# [Saved data entries]
______
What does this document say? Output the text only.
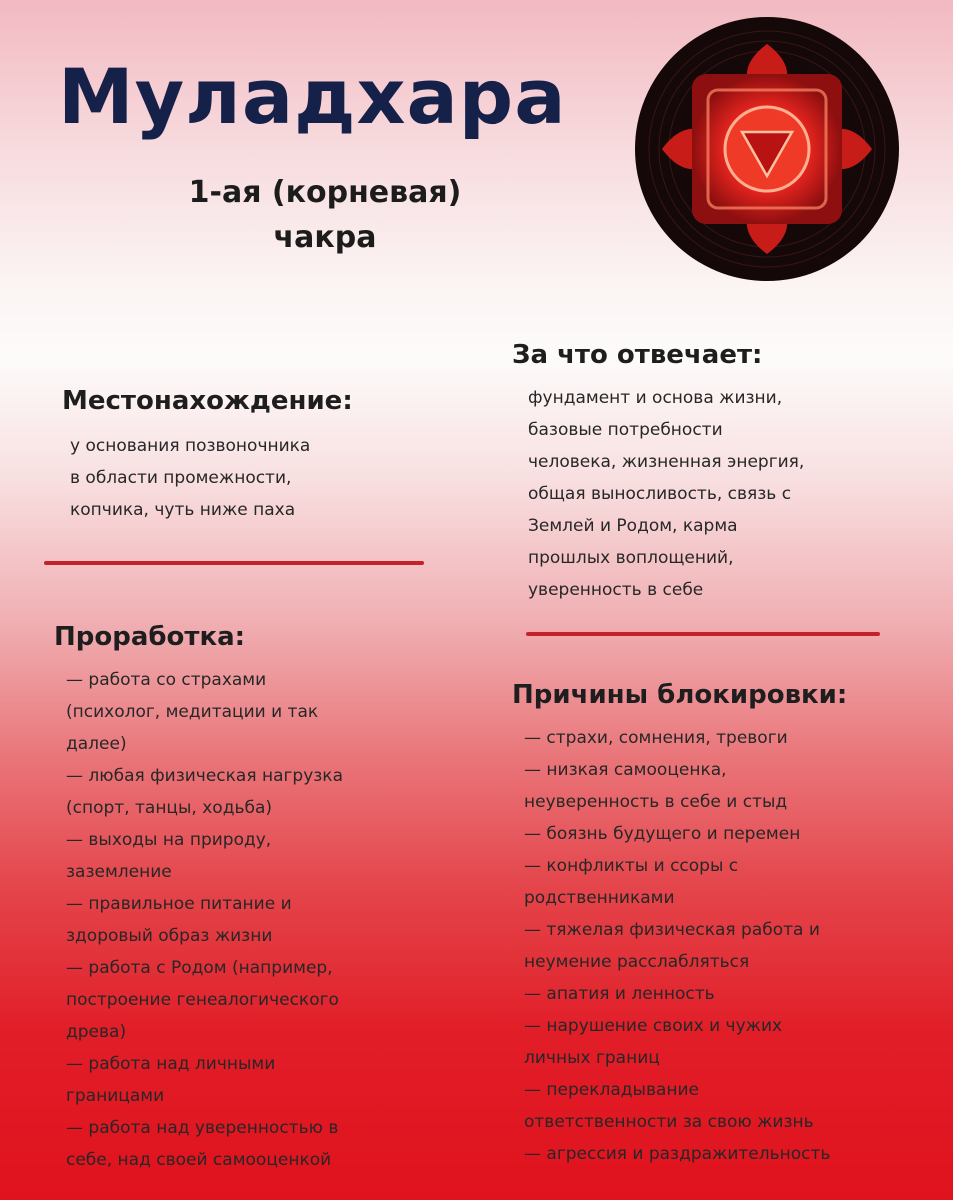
Муладхара
1-ая (корневая)
чакра
За что отвечает:
фундамент и основа жизни,
базовые потребности
человека, жизненная энергия,
общая выносливость, связь с
Землей и Родом, карма
прошлых воплощений,
уверенность в себе
Местонахождение:
у основания позвоночника
в области промежности,
копчика, чуть ниже паха
Проработка:
— работа со страхами
(психолог, медитации и так
далее)
— любая физическая нагрузка
(спорт, танцы, ходьба)
— выходы на природу,
заземление
— правильное питание и
здоровый образ жизни
— работа с Родом (например,
построение генеалогического
древа)
— работа над личными
границами
— работа над уверенностью в
себе, над своей самооценкой
Причины блокировки:
— страхи, сомнения, тревоги
— низкая самооценка,
неуверенность в себе и стыд
— боязнь будущего и перемен
— конфликты и ссоры с
родственниками
— тяжелая физическая работа и
неумение расслабляться
— апатия и ленность
— нарушение своих и чужих
личных границ
— перекладывание
ответственности за свою жизнь
— агрессия и раздражительность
______
In the listing, find every line with the word "себе" and state how many there are, nothing more.

# [SOLUTION BELOW]
3